— Start of Excerpted records —

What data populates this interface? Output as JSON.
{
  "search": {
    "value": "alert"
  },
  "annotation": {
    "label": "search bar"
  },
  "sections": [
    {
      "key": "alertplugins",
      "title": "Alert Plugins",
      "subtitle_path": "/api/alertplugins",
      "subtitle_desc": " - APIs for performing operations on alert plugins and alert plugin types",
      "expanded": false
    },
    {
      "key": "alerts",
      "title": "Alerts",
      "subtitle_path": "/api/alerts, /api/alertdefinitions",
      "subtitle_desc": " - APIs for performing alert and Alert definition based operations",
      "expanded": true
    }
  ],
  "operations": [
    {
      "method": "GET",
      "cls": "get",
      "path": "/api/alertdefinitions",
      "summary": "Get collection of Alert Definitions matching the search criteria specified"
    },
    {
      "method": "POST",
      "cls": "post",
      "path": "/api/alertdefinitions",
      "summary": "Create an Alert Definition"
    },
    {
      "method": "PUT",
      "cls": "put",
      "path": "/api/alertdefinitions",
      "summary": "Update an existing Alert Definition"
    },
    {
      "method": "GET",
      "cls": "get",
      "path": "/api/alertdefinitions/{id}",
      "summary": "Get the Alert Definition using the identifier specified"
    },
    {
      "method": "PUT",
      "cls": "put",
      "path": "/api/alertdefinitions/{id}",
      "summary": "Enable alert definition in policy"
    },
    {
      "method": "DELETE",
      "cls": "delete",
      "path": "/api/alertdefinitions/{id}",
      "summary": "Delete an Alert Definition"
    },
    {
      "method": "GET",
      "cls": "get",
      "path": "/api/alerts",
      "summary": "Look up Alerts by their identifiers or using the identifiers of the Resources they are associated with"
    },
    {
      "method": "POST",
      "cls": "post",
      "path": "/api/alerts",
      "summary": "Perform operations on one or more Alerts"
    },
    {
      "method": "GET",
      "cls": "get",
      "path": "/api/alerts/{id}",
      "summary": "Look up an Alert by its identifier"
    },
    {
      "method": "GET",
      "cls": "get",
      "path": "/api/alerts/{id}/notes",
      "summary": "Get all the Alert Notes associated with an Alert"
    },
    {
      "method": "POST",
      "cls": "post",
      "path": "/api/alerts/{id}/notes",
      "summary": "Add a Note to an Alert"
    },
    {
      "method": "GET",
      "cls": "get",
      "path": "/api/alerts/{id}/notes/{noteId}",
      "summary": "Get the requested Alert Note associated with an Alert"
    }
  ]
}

— End of Excerpted records —

Required work:
Copy every line of the material in which the word "performing" occurs.

Worked answer:
      "subtitle_desc": " - APIs for performing operations on alert plugins and alert plugin types",
      "subtitle_desc": " - APIs for performing alert and Alert definition based operations",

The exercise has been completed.